# What is being asked
Every line of the material is to be repeated exactly as it stands.

(Source records)
====
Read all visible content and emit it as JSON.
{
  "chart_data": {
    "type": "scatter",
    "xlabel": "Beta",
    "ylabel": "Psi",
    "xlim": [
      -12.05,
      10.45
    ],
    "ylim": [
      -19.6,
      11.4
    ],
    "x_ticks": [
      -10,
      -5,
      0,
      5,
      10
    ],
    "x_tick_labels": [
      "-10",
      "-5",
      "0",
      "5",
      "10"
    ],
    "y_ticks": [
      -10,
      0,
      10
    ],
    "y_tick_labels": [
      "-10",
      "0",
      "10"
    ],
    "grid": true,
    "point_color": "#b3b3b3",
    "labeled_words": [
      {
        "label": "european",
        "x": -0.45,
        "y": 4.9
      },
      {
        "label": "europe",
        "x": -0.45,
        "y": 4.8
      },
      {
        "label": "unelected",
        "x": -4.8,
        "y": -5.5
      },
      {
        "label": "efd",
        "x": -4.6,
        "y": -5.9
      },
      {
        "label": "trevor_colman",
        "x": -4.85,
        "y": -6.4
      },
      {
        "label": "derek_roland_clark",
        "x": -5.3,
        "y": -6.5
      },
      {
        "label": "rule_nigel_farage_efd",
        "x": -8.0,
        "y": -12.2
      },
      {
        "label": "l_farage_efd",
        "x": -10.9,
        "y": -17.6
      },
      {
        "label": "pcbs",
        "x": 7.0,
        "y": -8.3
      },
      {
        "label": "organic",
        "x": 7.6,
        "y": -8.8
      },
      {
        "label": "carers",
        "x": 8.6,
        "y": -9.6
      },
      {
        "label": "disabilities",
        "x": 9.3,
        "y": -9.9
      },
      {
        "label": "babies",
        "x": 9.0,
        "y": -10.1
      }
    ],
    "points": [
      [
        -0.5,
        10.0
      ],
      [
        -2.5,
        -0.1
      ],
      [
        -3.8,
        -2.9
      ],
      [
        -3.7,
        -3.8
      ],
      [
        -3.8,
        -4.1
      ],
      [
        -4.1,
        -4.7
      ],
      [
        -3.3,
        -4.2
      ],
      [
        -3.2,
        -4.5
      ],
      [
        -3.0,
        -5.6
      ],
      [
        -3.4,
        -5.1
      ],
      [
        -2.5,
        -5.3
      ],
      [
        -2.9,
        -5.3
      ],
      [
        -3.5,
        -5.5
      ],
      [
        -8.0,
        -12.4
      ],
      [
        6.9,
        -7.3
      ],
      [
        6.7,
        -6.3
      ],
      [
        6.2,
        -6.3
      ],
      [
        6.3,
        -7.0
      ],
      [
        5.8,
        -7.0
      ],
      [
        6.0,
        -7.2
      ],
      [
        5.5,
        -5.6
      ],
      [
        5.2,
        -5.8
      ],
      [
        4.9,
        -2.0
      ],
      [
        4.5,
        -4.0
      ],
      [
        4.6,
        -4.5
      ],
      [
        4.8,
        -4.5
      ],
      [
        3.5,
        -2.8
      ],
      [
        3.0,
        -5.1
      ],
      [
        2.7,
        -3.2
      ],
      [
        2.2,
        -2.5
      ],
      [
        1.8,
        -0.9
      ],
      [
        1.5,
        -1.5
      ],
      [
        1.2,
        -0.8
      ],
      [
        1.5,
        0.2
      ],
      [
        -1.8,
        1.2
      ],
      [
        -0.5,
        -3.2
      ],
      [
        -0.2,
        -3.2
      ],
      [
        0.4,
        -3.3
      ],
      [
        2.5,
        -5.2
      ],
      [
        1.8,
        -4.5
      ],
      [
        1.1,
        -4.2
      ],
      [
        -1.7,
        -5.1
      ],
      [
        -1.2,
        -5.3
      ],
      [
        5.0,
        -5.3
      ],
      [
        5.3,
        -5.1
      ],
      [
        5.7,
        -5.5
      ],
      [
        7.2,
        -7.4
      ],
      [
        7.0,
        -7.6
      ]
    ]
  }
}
====
# Exercise response
Read all visible content and emit it as JSON.
{
  "chart_data": {
    "type": "scatter",
    "xlabel": "Beta",
    "ylabel": "Psi",
    "xlim": [
      -12.05,
      10.45
    ],
    "ylim": [
      -19.6,
      11.4
    ],
    "x_ticks": [
      -10,
      -5,
      0,
      5,
      10
    ],
    "x_tick_labels": [
      "-10",
      "-5",
      "0",
      "5",
      "10"
    ],
    "y_ticks": [
      -10,
      0,
      10
    ],
    "y_tick_labels": [
      "-10",
      "0",
      "10"
    ],
    "grid": true,
    "point_color": "#b3b3b3",
    "labeled_words": [
      {
        "label": "european",
        "x": -0.45,
        "y": 4.9
      },
      {
        "label": "europe",
        "x": -0.45,
        "y": 4.8
      },
      {
        "label": "unelected",
        "x": -4.8,
        "y": -5.5
      },
      {
        "label": "efd",
        "x": -4.6,
        "y": -5.9
      },
      {
        "label": "trevor_colman",
        "x": -4.85,
        "y": -6.4
      },
      {
        "label": "derek_roland_clark",
        "x": -5.3,
        "y": -6.5
      },
      {
        "label": "rule_nigel_farage_efd",
        "x": -8.0,
        "y": -12.2
      },
      {
        "label": "l_farage_efd",
        "x": -10.9,
        "y": -17.6
      },
      {
        "label": "pcbs",
        "x": 7.0,
        "y": -8.3
      },
      {
        "label": "organic",
        "x": 7.6,
        "y": -8.8
      },
      {
        "label": "carers",
        "x": 8.6,
        "y": -9.6
      },
      {
        "label": "disabilities",
        "x": 9.3,
        "y": -9.9
      },
      {
        "label": "babies",
        "x": 9.0,
        "y": -10.1
      }
    ],
    "points": [
      [
        -0.5,
        10.0
      ],
      [
        -2.5,
        -0.1
      ],
      [
        -3.8,
        -2.9
      ],
      [
        -3.7,
        -3.8
      ],
      [
        -3.8,
        -4.1
      ],
      [
        -4.1,
        -4.7
      ],
      [
        -3.3,
        -4.2
      ],
      [
        -3.2,
        -4.5
      ],
      [
        -3.0,
        -5.6
      ],
      [
        -3.4,
        -5.1
      ],
      [
        -2.5,
        -5.3
      ],
      [
        -2.9,
        -5.3
      ],
      [
        -3.5,
        -5.5
      ],
      [
        -8.0,
        -12.4
      ],
      [
        6.9,
        -7.3
      ],
      [
        6.7,
        -6.3
      ],
      [
        6.2,
        -6.3
      ],
      [
        6.3,
        -7.0
      ],
      [
        5.8,
        -7.0
      ],
      [
        6.0,
        -7.2
      ],
      [
        5.5,
        -5.6
      ],
      [
        5.2,
        -5.8
      ],
      [
        4.9,
        -2.0
      ],
      [
        4.5,
        -4.0
      ],
      [
        4.6,
        -4.5
      ],
      [
        4.8,
        -4.5
      ],
      [
        3.5,
        -2.8
      ],
      [
        3.0,
        -5.1
      ],
      [
        2.7,
        -3.2
      ],
      [
        2.2,
        -2.5
      ],
      [
        1.8,
        -0.9
      ],
      [
        1.5,
        -1.5
      ],
      [
        1.2,
        -0.8
      ],
      [
        1.5,
        0.2
      ],
      [
        -1.8,
        1.2
      ],
      [
        -0.5,
        -3.2
      ],
      [
        -0.2,
        -3.2
      ],
      [
        0.4,
        -3.3
      ],
      [
        2.5,
        -5.2
      ],
      [
        1.8,
        -4.5
      ],
      [
        1.1,
        -4.2
      ],
      [
        -1.7,
        -5.1
      ],
      [
        -1.2,
        -5.3
      ],
      [
        5.0,
        -5.3
      ],
      [
        5.3,
        -5.1
      ],
      [
        5.7,
        -5.5
      ],
      [
        7.2,
        -7.4
      ],
      [
        7.0,
        -7.6
      ]
    ]
  }
}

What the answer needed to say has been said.